__Work required__: Spot each line that carries the word "into"; copy those lines.

__Information supplied__:
============================================================
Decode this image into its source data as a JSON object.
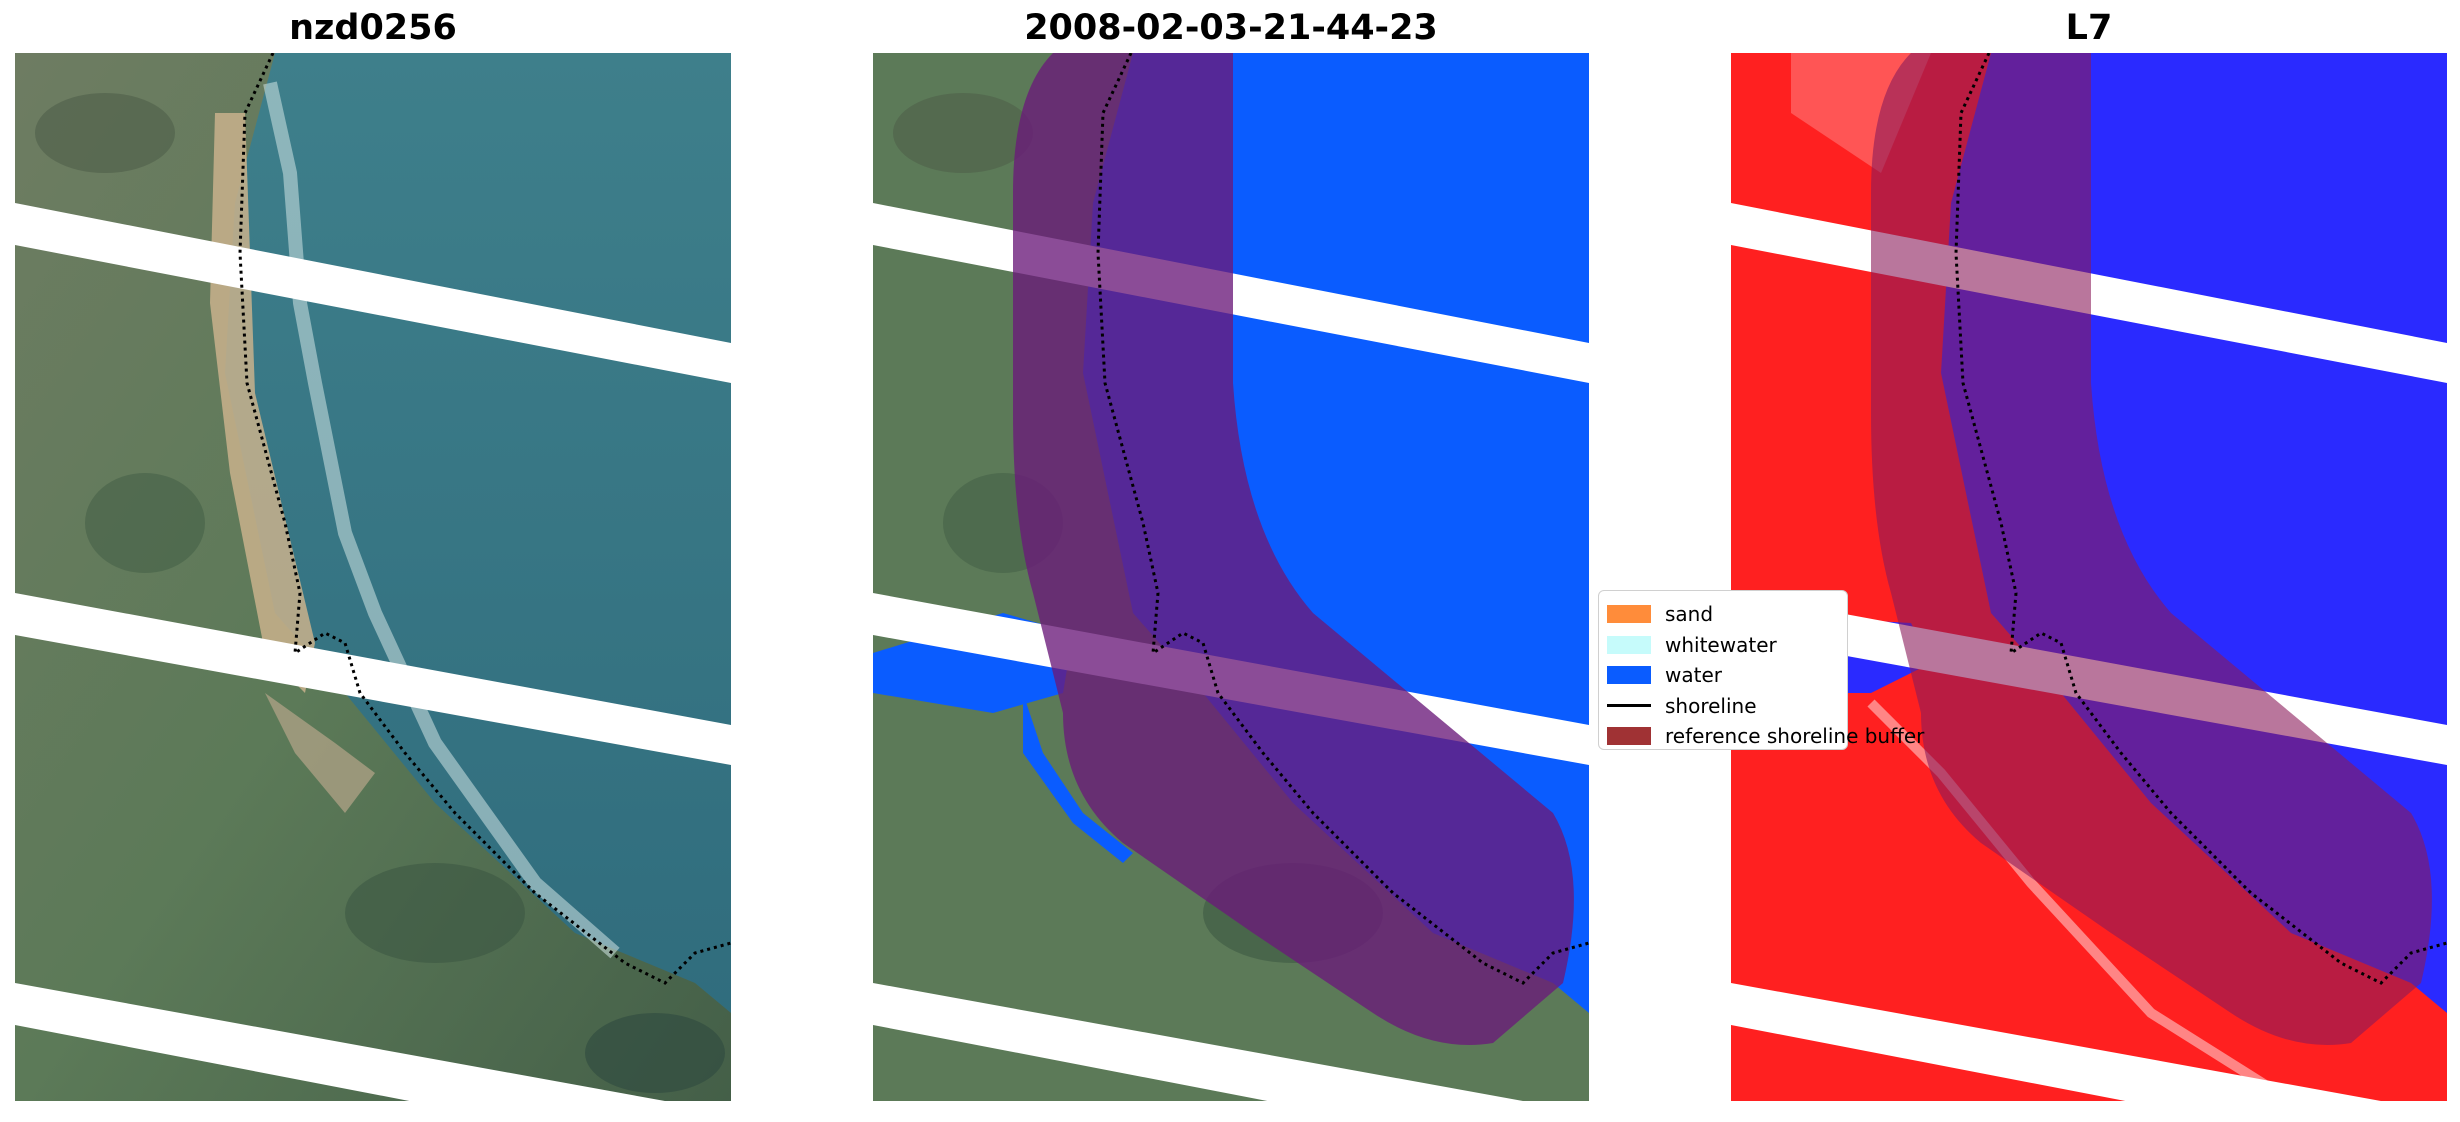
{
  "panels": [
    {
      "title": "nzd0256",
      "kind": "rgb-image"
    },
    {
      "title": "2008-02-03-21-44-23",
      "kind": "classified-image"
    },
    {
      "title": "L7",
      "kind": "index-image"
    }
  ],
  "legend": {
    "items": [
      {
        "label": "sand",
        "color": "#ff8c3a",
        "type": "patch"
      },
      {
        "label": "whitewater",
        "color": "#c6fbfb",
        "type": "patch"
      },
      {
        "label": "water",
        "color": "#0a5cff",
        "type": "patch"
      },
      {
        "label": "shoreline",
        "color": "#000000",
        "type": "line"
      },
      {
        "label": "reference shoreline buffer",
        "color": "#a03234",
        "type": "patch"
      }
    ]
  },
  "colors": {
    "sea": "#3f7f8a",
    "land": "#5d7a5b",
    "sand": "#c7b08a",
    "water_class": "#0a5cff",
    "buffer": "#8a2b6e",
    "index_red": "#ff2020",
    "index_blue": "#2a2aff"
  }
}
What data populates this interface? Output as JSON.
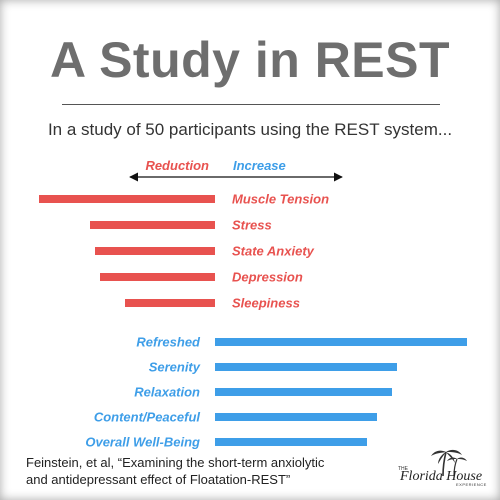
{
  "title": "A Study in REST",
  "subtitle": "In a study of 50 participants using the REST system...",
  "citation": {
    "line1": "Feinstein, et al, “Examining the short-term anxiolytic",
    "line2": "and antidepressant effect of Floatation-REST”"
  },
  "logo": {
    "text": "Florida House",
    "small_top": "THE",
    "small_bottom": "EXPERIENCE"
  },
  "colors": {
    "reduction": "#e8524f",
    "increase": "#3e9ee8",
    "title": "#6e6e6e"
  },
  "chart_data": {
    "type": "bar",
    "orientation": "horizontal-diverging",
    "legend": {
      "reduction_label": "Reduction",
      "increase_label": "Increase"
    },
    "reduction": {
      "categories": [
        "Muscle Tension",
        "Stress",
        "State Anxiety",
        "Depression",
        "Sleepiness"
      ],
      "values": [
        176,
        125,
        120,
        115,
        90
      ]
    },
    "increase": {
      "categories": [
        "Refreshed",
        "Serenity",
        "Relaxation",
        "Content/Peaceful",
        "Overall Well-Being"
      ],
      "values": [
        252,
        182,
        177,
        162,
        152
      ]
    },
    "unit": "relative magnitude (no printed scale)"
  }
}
============================================================
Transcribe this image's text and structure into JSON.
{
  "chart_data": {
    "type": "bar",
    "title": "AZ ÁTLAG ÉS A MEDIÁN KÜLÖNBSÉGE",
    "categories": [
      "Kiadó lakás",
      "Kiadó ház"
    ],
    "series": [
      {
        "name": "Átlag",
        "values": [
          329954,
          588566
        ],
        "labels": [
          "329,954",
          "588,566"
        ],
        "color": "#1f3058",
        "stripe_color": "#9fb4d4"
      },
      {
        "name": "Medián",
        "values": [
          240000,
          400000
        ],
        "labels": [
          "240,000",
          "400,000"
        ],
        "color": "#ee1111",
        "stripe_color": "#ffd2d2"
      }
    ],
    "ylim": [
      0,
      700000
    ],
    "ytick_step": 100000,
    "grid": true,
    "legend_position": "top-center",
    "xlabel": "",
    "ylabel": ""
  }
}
============================================================
__Final result__:
Decode this image into its source data as a JSON object.
Transcribe this image's text and structure into JSON.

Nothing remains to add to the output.